- Exercise goal
Among the lines of these entries, how many hold the word "text"? State only the number.

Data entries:
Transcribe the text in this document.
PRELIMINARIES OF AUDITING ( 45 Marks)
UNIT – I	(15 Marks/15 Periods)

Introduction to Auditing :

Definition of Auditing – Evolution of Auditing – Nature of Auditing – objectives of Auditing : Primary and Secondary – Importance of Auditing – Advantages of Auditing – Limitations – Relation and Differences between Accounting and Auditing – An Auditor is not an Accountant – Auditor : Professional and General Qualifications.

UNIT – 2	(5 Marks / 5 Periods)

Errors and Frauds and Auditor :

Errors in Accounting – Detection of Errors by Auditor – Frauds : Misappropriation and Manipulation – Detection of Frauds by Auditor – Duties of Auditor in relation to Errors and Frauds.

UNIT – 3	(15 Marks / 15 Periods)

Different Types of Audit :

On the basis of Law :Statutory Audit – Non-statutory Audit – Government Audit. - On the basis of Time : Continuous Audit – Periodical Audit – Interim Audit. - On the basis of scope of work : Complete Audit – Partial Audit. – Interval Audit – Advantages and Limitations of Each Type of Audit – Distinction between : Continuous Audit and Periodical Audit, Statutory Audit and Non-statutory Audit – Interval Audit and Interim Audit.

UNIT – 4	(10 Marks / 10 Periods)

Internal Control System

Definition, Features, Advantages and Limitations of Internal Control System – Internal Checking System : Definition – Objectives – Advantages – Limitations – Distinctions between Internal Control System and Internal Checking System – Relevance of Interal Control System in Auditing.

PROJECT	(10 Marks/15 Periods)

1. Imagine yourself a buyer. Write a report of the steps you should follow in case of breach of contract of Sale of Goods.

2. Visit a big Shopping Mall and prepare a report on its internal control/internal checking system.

* * *

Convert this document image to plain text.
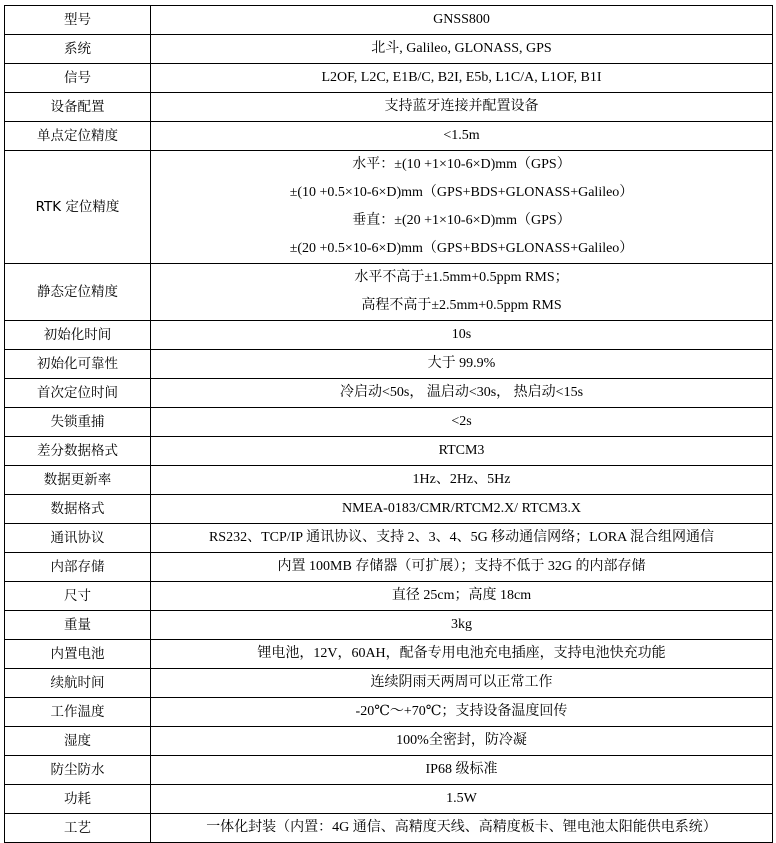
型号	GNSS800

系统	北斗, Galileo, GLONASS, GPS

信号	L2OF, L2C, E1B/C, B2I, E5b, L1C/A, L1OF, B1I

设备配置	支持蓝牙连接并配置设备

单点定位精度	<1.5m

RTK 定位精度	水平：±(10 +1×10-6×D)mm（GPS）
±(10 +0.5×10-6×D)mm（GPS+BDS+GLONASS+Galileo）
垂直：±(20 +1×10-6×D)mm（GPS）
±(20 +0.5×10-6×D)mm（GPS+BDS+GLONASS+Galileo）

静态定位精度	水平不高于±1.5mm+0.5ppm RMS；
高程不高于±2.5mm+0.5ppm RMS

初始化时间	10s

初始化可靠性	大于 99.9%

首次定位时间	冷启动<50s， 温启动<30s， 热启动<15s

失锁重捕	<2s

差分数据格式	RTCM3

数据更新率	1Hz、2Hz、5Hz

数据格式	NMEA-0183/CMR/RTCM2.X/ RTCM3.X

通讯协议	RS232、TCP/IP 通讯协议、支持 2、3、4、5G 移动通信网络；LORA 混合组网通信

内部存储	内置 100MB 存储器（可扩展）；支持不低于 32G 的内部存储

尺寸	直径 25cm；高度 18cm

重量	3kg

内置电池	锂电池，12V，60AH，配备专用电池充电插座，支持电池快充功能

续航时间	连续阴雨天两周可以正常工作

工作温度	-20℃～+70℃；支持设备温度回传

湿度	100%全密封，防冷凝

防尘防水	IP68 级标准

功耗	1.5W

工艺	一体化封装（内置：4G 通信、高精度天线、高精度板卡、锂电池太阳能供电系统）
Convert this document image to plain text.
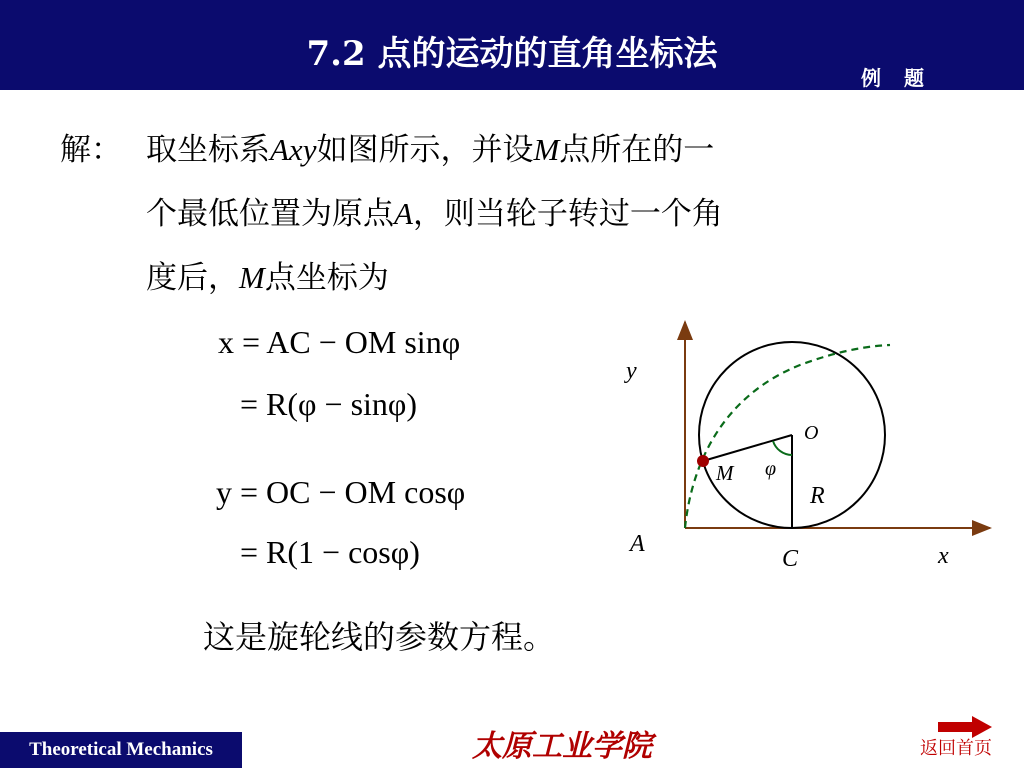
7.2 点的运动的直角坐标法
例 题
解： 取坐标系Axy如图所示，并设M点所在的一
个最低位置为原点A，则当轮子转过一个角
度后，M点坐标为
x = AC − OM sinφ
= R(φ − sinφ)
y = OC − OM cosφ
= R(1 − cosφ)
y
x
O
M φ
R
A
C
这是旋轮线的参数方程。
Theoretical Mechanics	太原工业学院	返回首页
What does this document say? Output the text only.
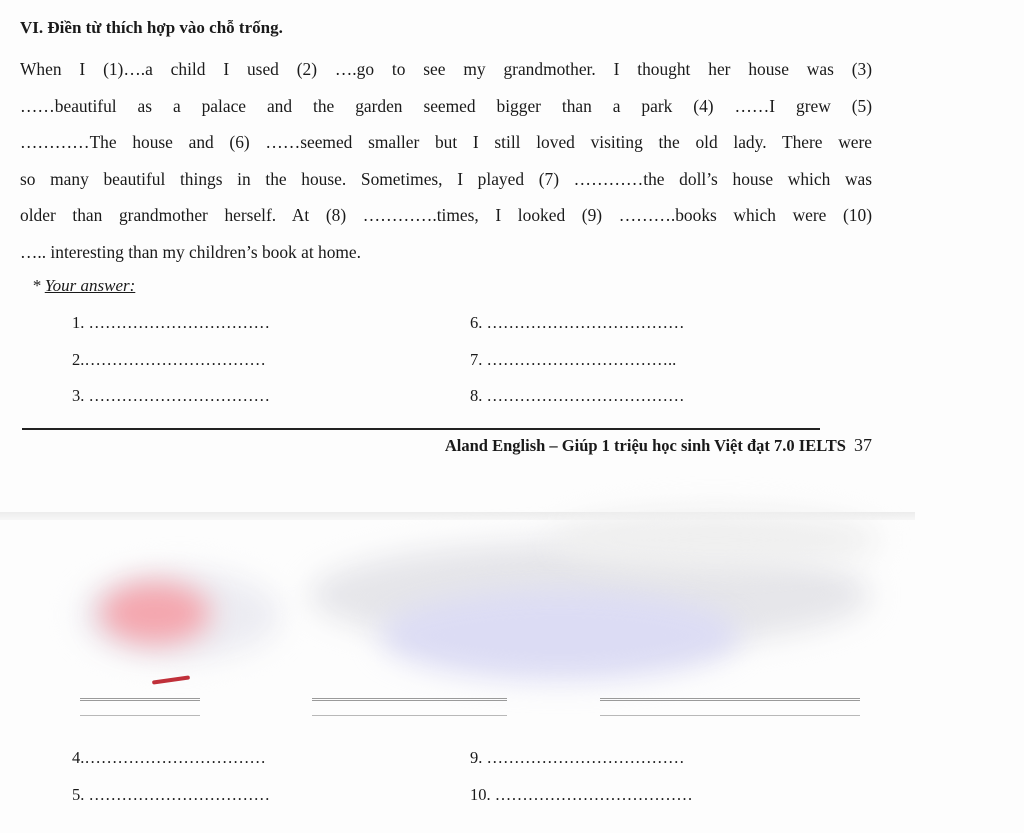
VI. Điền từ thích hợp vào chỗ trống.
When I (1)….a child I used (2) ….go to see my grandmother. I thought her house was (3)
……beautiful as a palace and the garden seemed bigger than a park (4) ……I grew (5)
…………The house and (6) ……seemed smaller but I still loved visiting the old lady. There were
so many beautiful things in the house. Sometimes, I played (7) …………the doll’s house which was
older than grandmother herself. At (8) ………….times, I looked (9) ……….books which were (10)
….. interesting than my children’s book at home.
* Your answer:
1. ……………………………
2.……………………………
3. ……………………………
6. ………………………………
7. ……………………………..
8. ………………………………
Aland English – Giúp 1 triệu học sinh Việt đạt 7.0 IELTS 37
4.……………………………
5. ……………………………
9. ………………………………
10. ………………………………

- Complete answer
4